▶ _What is expected_
Nothing but a number should be given: the count of lines in the listing that include "Asian".

▶ _Stored data_
....................

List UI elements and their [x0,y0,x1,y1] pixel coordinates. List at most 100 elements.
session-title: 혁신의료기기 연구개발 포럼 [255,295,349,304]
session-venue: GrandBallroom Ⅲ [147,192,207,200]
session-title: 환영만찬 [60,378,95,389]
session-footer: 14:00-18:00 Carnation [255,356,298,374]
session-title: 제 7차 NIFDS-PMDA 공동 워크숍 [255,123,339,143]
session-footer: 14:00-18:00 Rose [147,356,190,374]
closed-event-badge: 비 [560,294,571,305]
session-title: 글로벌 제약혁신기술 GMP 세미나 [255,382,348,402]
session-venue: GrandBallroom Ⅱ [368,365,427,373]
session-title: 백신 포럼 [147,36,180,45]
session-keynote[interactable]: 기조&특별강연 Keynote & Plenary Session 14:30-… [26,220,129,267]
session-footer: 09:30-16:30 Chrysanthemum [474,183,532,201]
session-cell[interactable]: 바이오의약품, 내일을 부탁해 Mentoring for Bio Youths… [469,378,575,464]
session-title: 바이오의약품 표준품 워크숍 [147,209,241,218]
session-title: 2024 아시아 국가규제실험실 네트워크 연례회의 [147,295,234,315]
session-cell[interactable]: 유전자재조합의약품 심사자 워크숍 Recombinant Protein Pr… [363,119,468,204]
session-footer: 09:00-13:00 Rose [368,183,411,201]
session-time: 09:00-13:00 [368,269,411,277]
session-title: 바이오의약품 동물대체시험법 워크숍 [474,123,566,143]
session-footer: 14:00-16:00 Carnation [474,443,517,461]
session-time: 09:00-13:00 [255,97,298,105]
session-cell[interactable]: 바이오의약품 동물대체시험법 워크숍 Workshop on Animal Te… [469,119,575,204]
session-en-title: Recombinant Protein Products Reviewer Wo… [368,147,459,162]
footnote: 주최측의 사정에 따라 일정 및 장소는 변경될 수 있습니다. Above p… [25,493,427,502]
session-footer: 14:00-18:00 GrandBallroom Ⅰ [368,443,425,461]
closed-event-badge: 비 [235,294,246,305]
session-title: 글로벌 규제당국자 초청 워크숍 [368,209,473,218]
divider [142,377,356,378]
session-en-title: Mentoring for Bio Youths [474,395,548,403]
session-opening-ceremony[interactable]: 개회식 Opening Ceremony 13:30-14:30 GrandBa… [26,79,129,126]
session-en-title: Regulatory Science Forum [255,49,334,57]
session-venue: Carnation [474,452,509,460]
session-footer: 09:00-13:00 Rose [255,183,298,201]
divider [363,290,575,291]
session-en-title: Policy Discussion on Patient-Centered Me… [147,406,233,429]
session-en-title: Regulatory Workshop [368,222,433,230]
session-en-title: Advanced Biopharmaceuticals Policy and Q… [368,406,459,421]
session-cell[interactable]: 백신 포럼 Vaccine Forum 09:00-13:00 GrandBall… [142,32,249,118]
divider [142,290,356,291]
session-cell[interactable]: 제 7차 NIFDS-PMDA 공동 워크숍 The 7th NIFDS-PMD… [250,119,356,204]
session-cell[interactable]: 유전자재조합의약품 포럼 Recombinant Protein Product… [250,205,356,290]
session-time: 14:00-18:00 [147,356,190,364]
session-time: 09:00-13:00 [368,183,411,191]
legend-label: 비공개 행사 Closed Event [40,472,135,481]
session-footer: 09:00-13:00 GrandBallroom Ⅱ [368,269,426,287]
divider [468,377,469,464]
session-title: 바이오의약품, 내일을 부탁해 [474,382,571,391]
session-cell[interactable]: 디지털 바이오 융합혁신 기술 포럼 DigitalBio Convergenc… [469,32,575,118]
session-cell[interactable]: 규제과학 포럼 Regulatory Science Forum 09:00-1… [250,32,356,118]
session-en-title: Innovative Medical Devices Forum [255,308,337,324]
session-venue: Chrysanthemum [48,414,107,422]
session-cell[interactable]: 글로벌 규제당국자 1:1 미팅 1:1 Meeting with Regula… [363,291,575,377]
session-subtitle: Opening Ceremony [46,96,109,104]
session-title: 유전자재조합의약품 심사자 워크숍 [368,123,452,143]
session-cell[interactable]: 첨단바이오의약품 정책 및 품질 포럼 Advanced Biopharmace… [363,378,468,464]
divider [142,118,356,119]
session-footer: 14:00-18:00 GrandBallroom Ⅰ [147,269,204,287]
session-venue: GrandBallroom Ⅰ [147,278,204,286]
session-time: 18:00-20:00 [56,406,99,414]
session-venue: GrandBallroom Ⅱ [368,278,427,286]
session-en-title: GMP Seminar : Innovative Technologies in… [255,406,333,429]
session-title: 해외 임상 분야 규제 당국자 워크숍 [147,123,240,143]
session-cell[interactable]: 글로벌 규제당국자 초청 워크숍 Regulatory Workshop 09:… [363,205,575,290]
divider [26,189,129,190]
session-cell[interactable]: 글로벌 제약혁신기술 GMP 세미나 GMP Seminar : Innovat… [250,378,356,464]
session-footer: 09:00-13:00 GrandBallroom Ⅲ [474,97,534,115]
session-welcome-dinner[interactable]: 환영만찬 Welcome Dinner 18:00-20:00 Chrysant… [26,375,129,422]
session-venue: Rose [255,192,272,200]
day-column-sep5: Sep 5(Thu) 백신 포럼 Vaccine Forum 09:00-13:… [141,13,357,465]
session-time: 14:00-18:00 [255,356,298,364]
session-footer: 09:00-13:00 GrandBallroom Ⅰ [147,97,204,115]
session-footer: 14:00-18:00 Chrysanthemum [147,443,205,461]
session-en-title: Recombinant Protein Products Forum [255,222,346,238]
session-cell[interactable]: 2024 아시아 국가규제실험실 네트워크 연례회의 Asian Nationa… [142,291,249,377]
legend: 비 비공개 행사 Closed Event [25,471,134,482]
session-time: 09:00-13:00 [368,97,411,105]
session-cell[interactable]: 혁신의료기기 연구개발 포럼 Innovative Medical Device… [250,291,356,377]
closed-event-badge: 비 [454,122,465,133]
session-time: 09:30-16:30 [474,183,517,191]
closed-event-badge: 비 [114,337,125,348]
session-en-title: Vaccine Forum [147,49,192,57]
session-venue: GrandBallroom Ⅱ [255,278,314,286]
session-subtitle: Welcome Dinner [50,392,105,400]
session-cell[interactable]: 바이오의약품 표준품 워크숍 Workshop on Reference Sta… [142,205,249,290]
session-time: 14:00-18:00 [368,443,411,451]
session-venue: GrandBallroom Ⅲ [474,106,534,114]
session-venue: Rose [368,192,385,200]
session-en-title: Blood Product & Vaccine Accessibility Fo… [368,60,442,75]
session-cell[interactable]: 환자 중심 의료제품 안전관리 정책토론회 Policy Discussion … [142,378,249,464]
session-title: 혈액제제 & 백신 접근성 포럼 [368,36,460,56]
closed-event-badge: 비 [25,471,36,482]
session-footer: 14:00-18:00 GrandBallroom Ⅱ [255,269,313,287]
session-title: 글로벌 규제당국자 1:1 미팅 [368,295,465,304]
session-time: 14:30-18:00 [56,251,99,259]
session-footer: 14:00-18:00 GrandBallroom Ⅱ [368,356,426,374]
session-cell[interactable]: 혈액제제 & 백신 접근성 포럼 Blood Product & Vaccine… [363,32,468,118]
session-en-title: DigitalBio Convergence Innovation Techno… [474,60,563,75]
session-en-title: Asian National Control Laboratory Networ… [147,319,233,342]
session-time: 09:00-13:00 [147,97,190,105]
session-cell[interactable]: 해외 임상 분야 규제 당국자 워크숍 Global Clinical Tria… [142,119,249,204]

....................

▶ _Your response_
2